DATA SUPPLIED:
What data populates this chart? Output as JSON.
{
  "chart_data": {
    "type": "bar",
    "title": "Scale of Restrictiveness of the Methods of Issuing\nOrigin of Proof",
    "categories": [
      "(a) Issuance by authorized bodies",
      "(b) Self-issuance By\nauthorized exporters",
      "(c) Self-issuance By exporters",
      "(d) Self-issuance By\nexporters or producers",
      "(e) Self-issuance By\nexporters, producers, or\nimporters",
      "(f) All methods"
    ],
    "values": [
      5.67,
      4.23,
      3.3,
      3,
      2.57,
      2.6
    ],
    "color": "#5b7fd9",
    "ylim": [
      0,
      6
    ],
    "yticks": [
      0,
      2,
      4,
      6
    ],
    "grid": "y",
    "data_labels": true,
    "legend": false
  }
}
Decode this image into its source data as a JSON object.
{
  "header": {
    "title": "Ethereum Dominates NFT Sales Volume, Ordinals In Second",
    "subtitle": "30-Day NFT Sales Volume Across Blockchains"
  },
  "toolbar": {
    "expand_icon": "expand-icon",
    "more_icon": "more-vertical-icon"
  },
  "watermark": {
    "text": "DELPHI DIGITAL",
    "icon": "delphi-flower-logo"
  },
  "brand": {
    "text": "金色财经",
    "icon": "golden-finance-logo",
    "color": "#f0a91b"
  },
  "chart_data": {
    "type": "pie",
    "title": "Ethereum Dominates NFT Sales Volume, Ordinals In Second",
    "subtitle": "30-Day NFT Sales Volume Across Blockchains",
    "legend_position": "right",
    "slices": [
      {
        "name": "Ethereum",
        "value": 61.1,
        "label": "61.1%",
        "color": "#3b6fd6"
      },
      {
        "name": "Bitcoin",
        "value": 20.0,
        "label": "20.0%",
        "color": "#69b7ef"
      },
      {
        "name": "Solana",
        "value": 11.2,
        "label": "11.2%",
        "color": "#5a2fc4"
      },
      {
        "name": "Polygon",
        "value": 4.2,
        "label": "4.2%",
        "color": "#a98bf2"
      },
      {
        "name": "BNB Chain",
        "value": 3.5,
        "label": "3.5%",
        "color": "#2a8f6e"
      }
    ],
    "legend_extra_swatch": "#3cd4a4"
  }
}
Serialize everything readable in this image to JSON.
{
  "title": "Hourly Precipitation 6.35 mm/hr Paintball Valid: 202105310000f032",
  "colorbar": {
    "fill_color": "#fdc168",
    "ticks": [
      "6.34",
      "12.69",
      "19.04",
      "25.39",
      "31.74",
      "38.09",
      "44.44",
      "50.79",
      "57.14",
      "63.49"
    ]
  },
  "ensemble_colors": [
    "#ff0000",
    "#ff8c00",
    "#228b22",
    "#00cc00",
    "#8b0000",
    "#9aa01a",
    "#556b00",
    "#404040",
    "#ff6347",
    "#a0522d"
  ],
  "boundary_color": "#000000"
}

DIRECTION: Return the lines from the line containing "Serialize everything readable" to the end of the entries above, exactly as they appear and with no other output.

CORRECT ANSWER:
Serialize everything readable in this image to JSON.
{
  "title": "Hourly Precipitation 6.35 mm/hr Paintball Valid: 202105310000f032",
  "colorbar": {
    "fill_color": "#fdc168",
    "ticks": [
      "6.34",
      "12.69",
      "19.04",
      "25.39",
      "31.74",
      "38.09",
      "44.44",
      "50.79",
      "57.14",
      "63.49"
    ]
  },
  "ensemble_colors": [
    "#ff0000",
    "#ff8c00",
    "#228b22",
    "#00cc00",
    "#8b0000",
    "#9aa01a",
    "#556b00",
    "#404040",
    "#ff6347",
    "#a0522d"
  ],
  "boundary_color": "#000000"
}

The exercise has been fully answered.